# AIM OF THE EXERCISE:
Here are some records; copy every line that holds the word "ocean".
:: LISTED ENTRIES ::
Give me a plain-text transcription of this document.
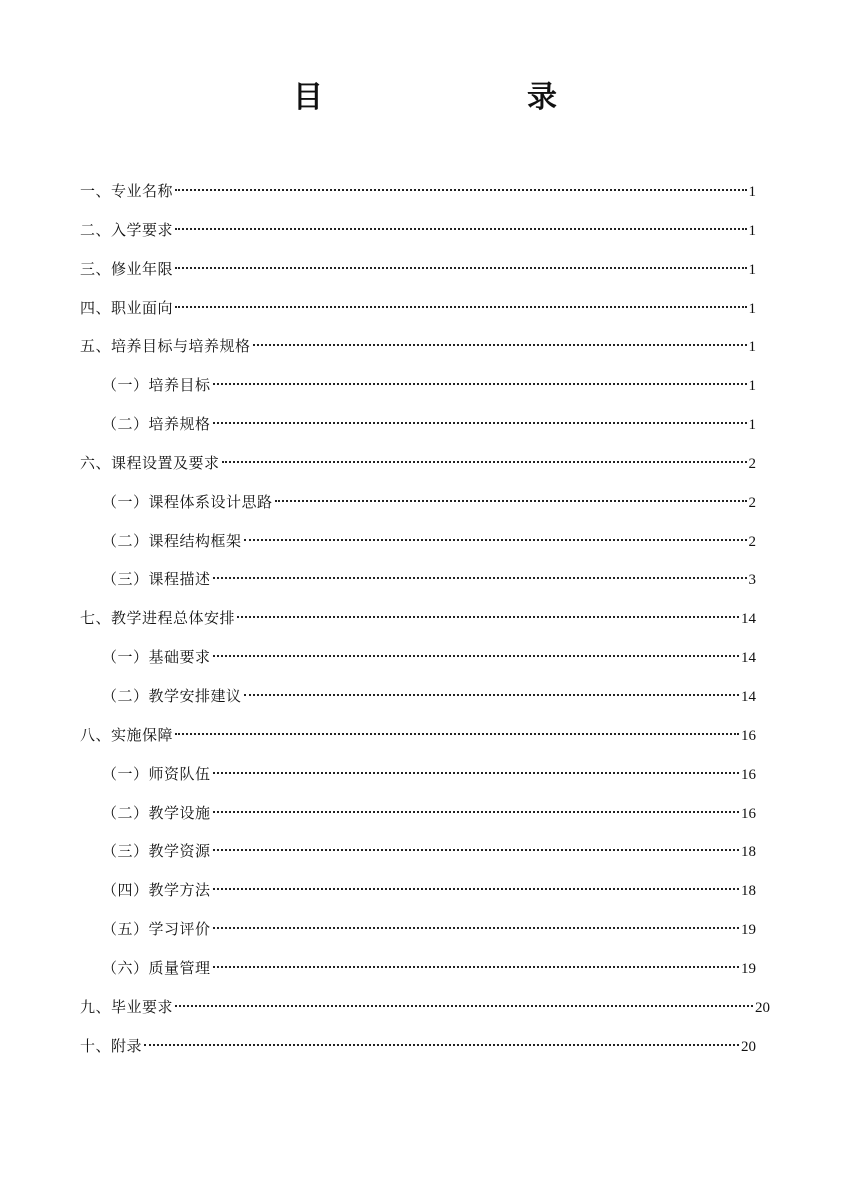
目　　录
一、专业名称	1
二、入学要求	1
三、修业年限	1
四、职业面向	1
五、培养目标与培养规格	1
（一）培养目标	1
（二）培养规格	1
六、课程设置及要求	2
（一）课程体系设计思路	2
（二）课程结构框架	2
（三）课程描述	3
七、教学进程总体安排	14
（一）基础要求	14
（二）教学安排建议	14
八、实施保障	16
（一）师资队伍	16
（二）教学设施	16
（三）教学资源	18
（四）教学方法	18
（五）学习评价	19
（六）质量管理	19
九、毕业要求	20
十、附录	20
:::
:: LISTED ENTRIES ::
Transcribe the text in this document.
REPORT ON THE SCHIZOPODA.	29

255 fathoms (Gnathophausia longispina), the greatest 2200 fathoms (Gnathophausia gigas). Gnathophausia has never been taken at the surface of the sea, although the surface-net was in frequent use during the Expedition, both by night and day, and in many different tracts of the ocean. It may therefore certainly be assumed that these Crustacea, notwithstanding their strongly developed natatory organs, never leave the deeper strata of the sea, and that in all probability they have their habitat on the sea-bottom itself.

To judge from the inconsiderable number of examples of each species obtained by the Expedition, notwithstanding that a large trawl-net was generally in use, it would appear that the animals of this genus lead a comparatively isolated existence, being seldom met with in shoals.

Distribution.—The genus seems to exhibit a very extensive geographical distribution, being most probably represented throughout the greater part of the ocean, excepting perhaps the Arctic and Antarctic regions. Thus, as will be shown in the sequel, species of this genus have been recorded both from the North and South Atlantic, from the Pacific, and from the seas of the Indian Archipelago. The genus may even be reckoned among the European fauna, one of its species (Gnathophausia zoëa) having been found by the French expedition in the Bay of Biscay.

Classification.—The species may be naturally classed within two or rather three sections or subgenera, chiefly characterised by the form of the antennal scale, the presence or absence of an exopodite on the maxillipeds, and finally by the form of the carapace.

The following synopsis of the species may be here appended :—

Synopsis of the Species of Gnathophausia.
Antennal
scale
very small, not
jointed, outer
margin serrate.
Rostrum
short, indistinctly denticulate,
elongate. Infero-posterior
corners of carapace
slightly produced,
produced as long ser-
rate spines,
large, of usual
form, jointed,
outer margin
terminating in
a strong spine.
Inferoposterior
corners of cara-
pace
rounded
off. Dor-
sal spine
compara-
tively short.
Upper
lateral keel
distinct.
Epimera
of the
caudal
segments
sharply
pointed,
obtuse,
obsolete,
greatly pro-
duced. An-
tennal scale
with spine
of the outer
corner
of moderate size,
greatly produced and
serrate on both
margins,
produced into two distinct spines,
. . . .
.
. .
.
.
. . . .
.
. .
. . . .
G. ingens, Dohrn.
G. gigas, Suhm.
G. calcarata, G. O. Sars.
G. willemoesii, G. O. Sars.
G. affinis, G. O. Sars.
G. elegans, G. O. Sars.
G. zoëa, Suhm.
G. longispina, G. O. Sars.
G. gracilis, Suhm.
:::
# OUTPUT:
255 fathoms (Gnathophausia longispina), the greatest 2200 fathoms (Gnathophausia gigas). Gnathophausia has never been taken at the surface of the sea, although the surface-net was in frequent use during the Expedition, both by night and day, and in many different tracts of the ocean. It may therefore certainly be assumed that these Crustacea, notwithstanding their strongly developed natatory organs, never leave the deeper strata of the sea, and that in all probability they have their habitat on the sea-bottom itself.
Distribution.—The genus seems to exhibit a very extensive geographical distribution, being most probably represented throughout the greater part of the ocean, excepting perhaps the Arctic and Antarctic regions. Thus, as will be shown in the sequel, species of this genus have been recorded both from the North and South Atlantic, from the Pacific, and from the seas of the Indian Archipelago. The genus may even be reckoned among the European fauna, one of its species (Gnathophausia zoëa) having been found by the French expedition in the Bay of Biscay.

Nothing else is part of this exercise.